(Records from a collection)
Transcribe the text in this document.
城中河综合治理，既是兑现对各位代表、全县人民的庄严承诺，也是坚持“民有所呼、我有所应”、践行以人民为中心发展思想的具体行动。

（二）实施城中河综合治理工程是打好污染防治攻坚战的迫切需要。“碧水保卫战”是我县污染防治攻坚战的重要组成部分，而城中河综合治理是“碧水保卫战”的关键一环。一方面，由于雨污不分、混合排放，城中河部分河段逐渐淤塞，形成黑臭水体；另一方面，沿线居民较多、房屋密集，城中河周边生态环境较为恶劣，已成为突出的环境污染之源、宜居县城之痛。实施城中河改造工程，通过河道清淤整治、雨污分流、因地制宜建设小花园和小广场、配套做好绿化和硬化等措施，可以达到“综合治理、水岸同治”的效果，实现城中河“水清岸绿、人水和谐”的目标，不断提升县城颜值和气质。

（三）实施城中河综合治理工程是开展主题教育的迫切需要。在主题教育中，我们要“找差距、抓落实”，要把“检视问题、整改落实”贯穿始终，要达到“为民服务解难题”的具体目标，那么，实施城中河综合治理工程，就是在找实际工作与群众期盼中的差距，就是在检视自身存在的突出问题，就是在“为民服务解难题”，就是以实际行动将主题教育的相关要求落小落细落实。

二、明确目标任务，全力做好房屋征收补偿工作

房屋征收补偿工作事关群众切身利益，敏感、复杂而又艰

◆ WHAT IS ASKED ◆
Extract the complete data, matching each line exactly.

◆ RESULT OF THIS TASK ◆
Transcribe the text in this document.
城中河综合治理，既是兑现对各位代表、全县人民的庄严承诺，也是坚持“民有所呼、我有所应”、践行以人民为中心发展思想的具体行动。

（二）实施城中河综合治理工程是打好污染防治攻坚战的迫切需要。“碧水保卫战”是我县污染防治攻坚战的重要组成部分，而城中河综合治理是“碧水保卫战”的关键一环。一方面，由于雨污不分、混合排放，城中河部分河段逐渐淤塞，形成黑臭水体；另一方面，沿线居民较多、房屋密集，城中河周边生态环境较为恶劣，已成为突出的环境污染之源、宜居县城之痛。实施城中河改造工程，通过河道清淤整治、雨污分流、因地制宜建设小花园和小广场、配套做好绿化和硬化等措施，可以达到“综合治理、水岸同治”的效果，实现城中河“水清岸绿、人水和谐”的目标，不断提升县城颜值和气质。

（三）实施城中河综合治理工程是开展主题教育的迫切需要。在主题教育中，我们要“找差距、抓落实”，要把“检视问题、整改落实”贯穿始终，要达到“为民服务解难题”的具体目标，那么，实施城中河综合治理工程，就是在找实际工作与群众期盼中的差距，就是在检视自身存在的突出问题，就是在“为民服务解难题”，就是以实际行动将主题教育的相关要求落小落细落实。

二、明确目标任务，全力做好房屋征收补偿工作

房屋征收补偿工作事关群众切身利益，敏感、复杂而又艰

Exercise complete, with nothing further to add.